§ Brief: Exclude the pictures, then copy all remaining records exactly.

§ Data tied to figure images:
────────────────────

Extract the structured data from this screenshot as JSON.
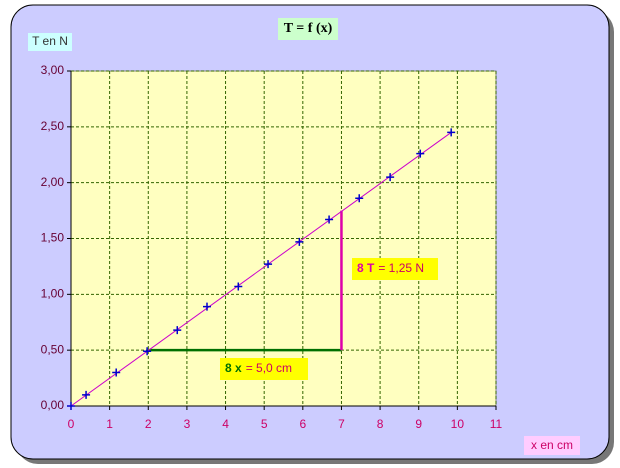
{
  "chart_data": {
    "type": "scatter",
    "title": "T = f (x)",
    "ylabel": "T en N",
    "xlabel": "x en cm",
    "x": [
      0,
      0.39,
      1.17,
      1.97,
      2.75,
      3.52,
      4.33,
      5.1,
      5.91,
      6.68,
      7.46,
      8.26,
      9.04,
      9.84
    ],
    "values": [
      0,
      0.1,
      0.3,
      0.49,
      0.68,
      0.89,
      1.07,
      1.27,
      1.47,
      1.67,
      1.86,
      2.05,
      2.26,
      2.45
    ],
    "color": "#0000cc",
    "fit": {
      "x": [
        0,
        9.84
      ],
      "values": [
        0,
        2.45
      ],
      "color": "#cc00cc"
    },
    "segments": [
      {
        "x": [
          2,
          7
        ],
        "values": [
          0.5,
          0.5
        ],
        "color": "#007000"
      },
      {
        "x": [
          7,
          7
        ],
        "values": [
          0.5,
          1.75
        ],
        "color": "#dd00aa"
      }
    ],
    "annotations": [
      {
        "symbol": "8 x",
        "text": "= 5,0 cm",
        "color": "#007000"
      },
      {
        "symbol": "8 T",
        "text": "= 1,25 N",
        "color": "#dd00aa"
      }
    ],
    "xlim": [
      0,
      11
    ],
    "xticks": [
      0,
      1,
      2,
      3,
      4,
      5,
      6,
      7,
      8,
      9,
      10,
      11
    ],
    "ylim": [
      0,
      3
    ],
    "yticks": [
      {
        "value": 0,
        "label": "0,00"
      },
      {
        "value": 0.5,
        "label": "0,50"
      },
      {
        "value": 1,
        "label": "1,00"
      },
      {
        "value": 1.5,
        "label": "1,50"
      },
      {
        "value": 2,
        "label": "2,00"
      },
      {
        "value": 2.5,
        "label": "2,50"
      },
      {
        "value": 3,
        "label": "3,00"
      }
    ],
    "grid": true
  }
}
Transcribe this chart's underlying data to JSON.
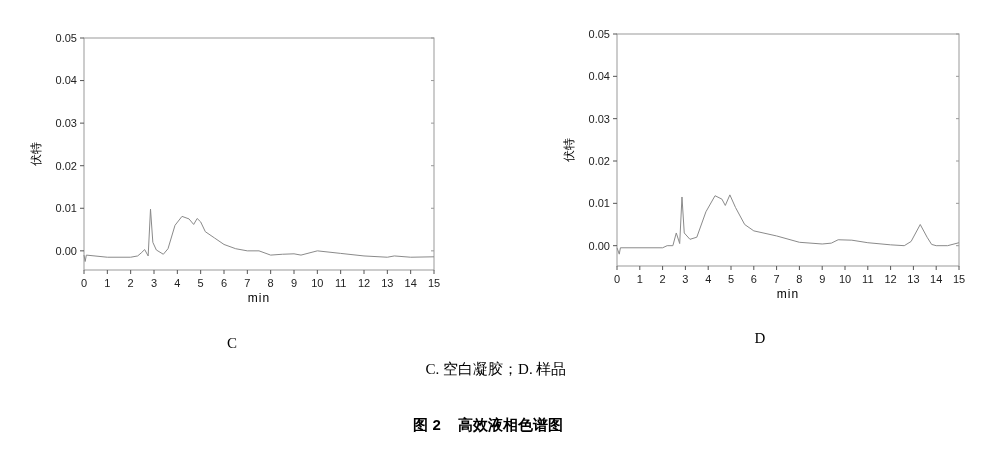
{
  "chart_data": [
    {
      "type": "line",
      "xlabel": "min",
      "ylabel": "伏特",
      "annotations": [
        "C"
      ],
      "xlim": [
        0,
        15
      ],
      "ylim": [
        -0.0045,
        0.05
      ],
      "xticks": [
        0,
        1,
        2,
        3,
        4,
        5,
        6,
        7,
        8,
        9,
        10,
        11,
        12,
        13,
        14,
        15
      ],
      "yticks": [
        {
          "value": 0,
          "label": "0.00"
        },
        {
          "value": 0.01,
          "label": "0.01"
        },
        {
          "value": 0.02,
          "label": "0.02"
        },
        {
          "value": 0.03,
          "label": "0.03"
        },
        {
          "value": 0.04,
          "label": "0.04"
        },
        {
          "value": 0.05,
          "label": "0.05"
        }
      ],
      "grid": false,
      "series": [
        {
          "color": "#8a8a8a",
          "x": [
            0,
            0.05,
            0.1,
            1,
            2,
            2.3,
            2.45,
            2.6,
            2.75,
            2.85,
            2.95,
            3.1,
            3.4,
            3.6,
            3.9,
            4.2,
            4.5,
            4.7,
            4.85,
            5,
            5.2,
            5.6,
            6,
            6.5,
            7,
            7.5,
            8,
            8.5,
            9,
            9.3,
            10,
            10.5,
            11,
            12,
            13,
            13.3,
            14,
            15
          ],
          "values": [
            -0.001,
            -0.0025,
            -0.001,
            -0.0015,
            -0.0015,
            -0.0012,
            -0.0005,
            0.0003,
            -0.0012,
            0.0098,
            0.002,
            0.0002,
            -0.0008,
            0.0005,
            0.006,
            0.0081,
            0.0075,
            0.0062,
            0.0076,
            0.0068,
            0.0045,
            0.003,
            0.0015,
            0.0005,
            0,
            0,
            -0.001,
            -0.0008,
            -0.0007,
            -0.001,
            0,
            -0.0003,
            -0.0006,
            -0.0012,
            -0.0015,
            -0.0012,
            -0.0015,
            -0.0014
          ]
        }
      ]
    },
    {
      "type": "line",
      "xlabel": "min",
      "ylabel": "伏特",
      "annotations": [
        "D",
        "C. 空白凝胶；D. 样品",
        "图 2    高效液相色谱图"
      ],
      "xlim": [
        0,
        15
      ],
      "ylim": [
        -0.0048,
        0.05
      ],
      "xticks": [
        0,
        1,
        2,
        3,
        4,
        5,
        6,
        7,
        8,
        9,
        10,
        11,
        12,
        13,
        14,
        15
      ],
      "yticks": [
        {
          "value": 0,
          "label": "0.00"
        },
        {
          "value": 0.01,
          "label": "0.01"
        },
        {
          "value": 0.02,
          "label": "0.02"
        },
        {
          "value": 0.03,
          "label": "0.03"
        },
        {
          "value": 0.04,
          "label": "0.04"
        },
        {
          "value": 0.05,
          "label": "0.05"
        }
      ],
      "grid": false,
      "series": [
        {
          "color": "#8a8a8a",
          "x": [
            0,
            0.1,
            0.15,
            2,
            2.2,
            2.45,
            2.6,
            2.75,
            2.85,
            2.95,
            3.2,
            3.5,
            3.9,
            4.3,
            4.6,
            4.75,
            4.95,
            5.2,
            5.6,
            6,
            7,
            8,
            9,
            9.4,
            9.7,
            10.3,
            11,
            12,
            12.6,
            12.9,
            13.3,
            13.6,
            13.8,
            14,
            14.5,
            15
          ],
          "values": [
            -0.0005,
            -0.002,
            -0.0005,
            -0.0005,
            0,
            0,
            0.003,
            0.0005,
            0.0115,
            0.003,
            0.0015,
            0.002,
            0.008,
            0.0118,
            0.011,
            0.0095,
            0.012,
            0.009,
            0.005,
            0.0035,
            0.0023,
            0.0008,
            0.0004,
            0.0006,
            0.0014,
            0.0013,
            0.0007,
            0.0002,
            0,
            0.001,
            0.005,
            0.002,
            0.0003,
            0,
            0,
            0.0007
          ]
        }
      ]
    }
  ]
}
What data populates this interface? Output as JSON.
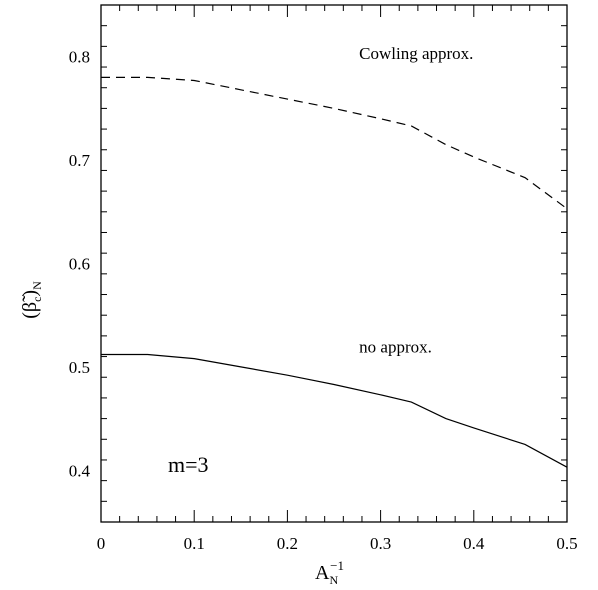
{
  "chart_data": {
    "type": "line",
    "x_ticks": [
      "0",
      "0.1",
      "0.2",
      "0.3",
      "0.4",
      "0.5"
    ],
    "y_ticks": [
      "0.4",
      "0.5",
      "0.6",
      "0.7",
      "0.8"
    ],
    "xlim": [
      0,
      0.5
    ],
    "ylim": [
      0.35,
      0.85
    ],
    "grid": false,
    "xlabel": {
      "base": "A",
      "subscript": "N",
      "superscript": "−1"
    },
    "ylabel": {
      "prefix": "(",
      "symbol": "β̃",
      "sub_c": "c",
      "suffix": ")",
      "subscript": "N"
    },
    "series": [
      {
        "style": "dashed",
        "label": "Cowling approx.",
        "x": [
          0,
          0.05,
          0.1,
          0.15,
          0.2,
          0.25,
          0.3,
          0.333,
          0.37,
          0.4,
          0.455,
          0.5
        ],
        "y": [
          0.78,
          0.78,
          0.777,
          0.768,
          0.759,
          0.75,
          0.74,
          0.733,
          0.715,
          0.703,
          0.683,
          0.653
        ]
      },
      {
        "style": "solid",
        "label": "no approx.",
        "x": [
          0,
          0.05,
          0.1,
          0.15,
          0.2,
          0.25,
          0.3,
          0.333,
          0.37,
          0.4,
          0.455,
          0.5
        ],
        "y": [
          0.512,
          0.512,
          0.508,
          0.5,
          0.492,
          0.483,
          0.473,
          0.466,
          0.45,
          0.441,
          0.425,
          0.403
        ]
      }
    ],
    "annotations": {
      "panel": "m=3"
    }
  }
}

────────────────────

§ Result:
Extract the structured data from this screenshot as JSON.
{
  "chart_data": {
    "type": "scatter",
    "title": "T = f (x)",
    "ylabel": "T en N",
    "xlabel": "x en cm",
    "x": [
      0,
      0.39,
      1.17,
      1.97,
      2.75,
      3.52,
      4.33,
      5.1,
      5.91,
      6.68,
      7.46,
      8.26,
      9.04,
      9.84
    ],
    "values": [
      0,
      0.1,
      0.3,
      0.49,
      0.68,
      0.89,
      1.07,
      1.27,
      1.47,
      1.67,
      1.86,
      2.05,
      2.26,
      2.45
    ],
    "color": "#0000cc",
    "fit": {
      "x": [
        0,
        9.84
      ],
      "values": [
        0,
        2.45
      ],
      "color": "#cc00cc"
    },
    "segments": [
      {
        "x": [
          2,
          7
        ],
        "values": [
          0.5,
          0.5
        ],
        "color": "#007000"
      },
      {
        "x": [
          7,
          7
        ],
        "values": [
          0.5,
          1.75
        ],
        "color": "#dd00aa"
      }
    ],
    "annotations": [
      {
        "symbol": "8 x",
        "text": "= 5,0 cm",
        "color": "#007000"
      },
      {
        "symbol": "8 T",
        "text": "= 1,25 N",
        "color": "#dd00aa"
      }
    ],
    "xlim": [
      0,
      11
    ],
    "xticks": [
      0,
      1,
      2,
      3,
      4,
      5,
      6,
      7,
      8,
      9,
      10,
      11
    ],
    "ylim": [
      0,
      3
    ],
    "yticks": [
      {
        "value": 0,
        "label": "0,00"
      },
      {
        "value": 0.5,
        "label": "0,50"
      },
      {
        "value": 1,
        "label": "1,00"
      },
      {
        "value": 1.5,
        "label": "1,50"
      },
      {
        "value": 2,
        "label": "2,00"
      },
      {
        "value": 2.5,
        "label": "2,50"
      },
      {
        "value": 3,
        "label": "3,00"
      }
    ],
    "grid": true
  }
}
Transcribe this chart's underlying data to JSON.
{
  "chart_data": [
    {
      "type": "line",
      "xlabel": "min",
      "ylabel": "伏特",
      "annotations": [
        "C"
      ],
      "xlim": [
        0,
        15
      ],
      "ylim": [
        -0.0045,
        0.05
      ],
      "xticks": [
        0,
        1,
        2,
        3,
        4,
        5,
        6,
        7,
        8,
        9,
        10,
        11,
        12,
        13,
        14,
        15
      ],
      "yticks": [
        {
          "value": 0,
          "label": "0.00"
        },
        {
          "value": 0.01,
          "label": "0.01"
        },
        {
          "value": 0.02,
          "label": "0.02"
        },
        {
          "value": 0.03,
          "label": "0.03"
        },
        {
          "value": 0.04,
          "label": "0.04"
        },
        {
          "value": 0.05,
          "label": "0.05"
        }
      ],
      "grid": false,
      "series": [
        {
          "color": "#8a8a8a",
          "x": [
            0,
            0.05,
            0.1,
            1,
            2,
            2.3,
            2.45,
            2.6,
            2.75,
            2.85,
            2.95,
            3.1,
            3.4,
            3.6,
            3.9,
            4.2,
            4.5,
            4.7,
            4.85,
            5,
            5.2,
            5.6,
            6,
            6.5,
            7,
            7.5,
            8,
            8.5,
            9,
            9.3,
            10,
            10.5,
            11,
            12,
            13,
            13.3,
            14,
            15
          ],
          "values": [
            -0.001,
            -0.0025,
            -0.001,
            -0.0015,
            -0.0015,
            -0.0012,
            -0.0005,
            0.0003,
            -0.0012,
            0.0098,
            0.002,
            0.0002,
            -0.0008,
            0.0005,
            0.006,
            0.0081,
            0.0075,
            0.0062,
            0.0076,
            0.0068,
            0.0045,
            0.003,
            0.0015,
            0.0005,
            0,
            0,
            -0.001,
            -0.0008,
            -0.0007,
            -0.001,
            0,
            -0.0003,
            -0.0006,
            -0.0012,
            -0.0015,
            -0.0012,
            -0.0015,
            -0.0014
          ]
        }
      ]
    },
    {
      "type": "line",
      "xlabel": "min",
      "ylabel": "伏特",
      "annotations": [
        "D",
        "C. 空白凝胶；D. 样品",
        "图 2    高效液相色谱图"
      ],
      "xlim": [
        0,
        15
      ],
      "ylim": [
        -0.0048,
        0.05
      ],
      "xticks": [
        0,
        1,
        2,
        3,
        4,
        5,
        6,
        7,
        8,
        9,
        10,
        11,
        12,
        13,
        14,
        15
      ],
      "yticks": [
        {
          "value": 0,
          "label": "0.00"
        },
        {
          "value": 0.01,
          "label": "0.01"
        },
        {
          "value": 0.02,
          "label": "0.02"
        },
        {
          "value": 0.03,
          "label": "0.03"
        },
        {
          "value": 0.04,
          "label": "0.04"
        },
        {
          "value": 0.05,
          "label": "0.05"
        }
      ],
      "grid": false,
      "series": [
        {
          "color": "#8a8a8a",
          "x": [
            0,
            0.1,
            0.15,
            2,
            2.2,
            2.45,
            2.6,
            2.75,
            2.85,
            2.95,
            3.2,
            3.5,
            3.9,
            4.3,
            4.6,
            4.75,
            4.95,
            5.2,
            5.6,
            6,
            7,
            8,
            9,
            9.4,
            9.7,
            10.3,
            11,
            12,
            12.6,
            12.9,
            13.3,
            13.6,
            13.8,
            14,
            14.5,
            15
          ],
          "values": [
            -0.0005,
            -0.002,
            -0.0005,
            -0.0005,
            0,
            0,
            0.003,
            0.0005,
            0.0115,
            0.003,
            0.0015,
            0.002,
            0.008,
            0.0118,
            0.011,
            0.0095,
            0.012,
            0.009,
            0.005,
            0.0035,
            0.0023,
            0.0008,
            0.0004,
            0.0006,
            0.0014,
            0.0013,
            0.0007,
            0.0002,
            0,
            0.001,
            0.005,
            0.002,
            0.0003,
            0,
            0,
            0.0007
          ]
        }
      ]
    }
  ]
}
What data populates this interface? Output as JSON.
{
  "chart_data": {
    "type": "line",
    "x_ticks": [
      "0",
      "0.1",
      "0.2",
      "0.3",
      "0.4",
      "0.5"
    ],
    "y_ticks": [
      "0.4",
      "0.5",
      "0.6",
      "0.7",
      "0.8"
    ],
    "xlim": [
      0,
      0.5
    ],
    "ylim": [
      0.35,
      0.85
    ],
    "grid": false,
    "xlabel": {
      "base": "A",
      "subscript": "N",
      "superscript": "−1"
    },
    "ylabel": {
      "prefix": "(",
      "symbol": "β̃",
      "sub_c": "c",
      "suffix": ")",
      "subscript": "N"
    },
    "series": [
      {
        "style": "dashed",
        "label": "Cowling approx.",
        "x": [
          0,
          0.05,
          0.1,
          0.15,
          0.2,
          0.25,
          0.3,
          0.333,
          0.37,
          0.4,
          0.455,
          0.5
        ],
        "y": [
          0.78,
          0.78,
          0.777,
          0.768,
          0.759,
          0.75,
          0.74,
          0.733,
          0.715,
          0.703,
          0.683,
          0.653
        ]
      },
      {
        "style": "solid",
        "label": "no approx.",
        "x": [
          0,
          0.05,
          0.1,
          0.15,
          0.2,
          0.25,
          0.3,
          0.333,
          0.37,
          0.4,
          0.455,
          0.5
        ],
        "y": [
          0.512,
          0.512,
          0.508,
          0.5,
          0.492,
          0.483,
          0.473,
          0.466,
          0.45,
          0.441,
          0.425,
          0.403
        ]
      }
    ],
    "annotations": {
      "panel": "m=3"
    }
  }
}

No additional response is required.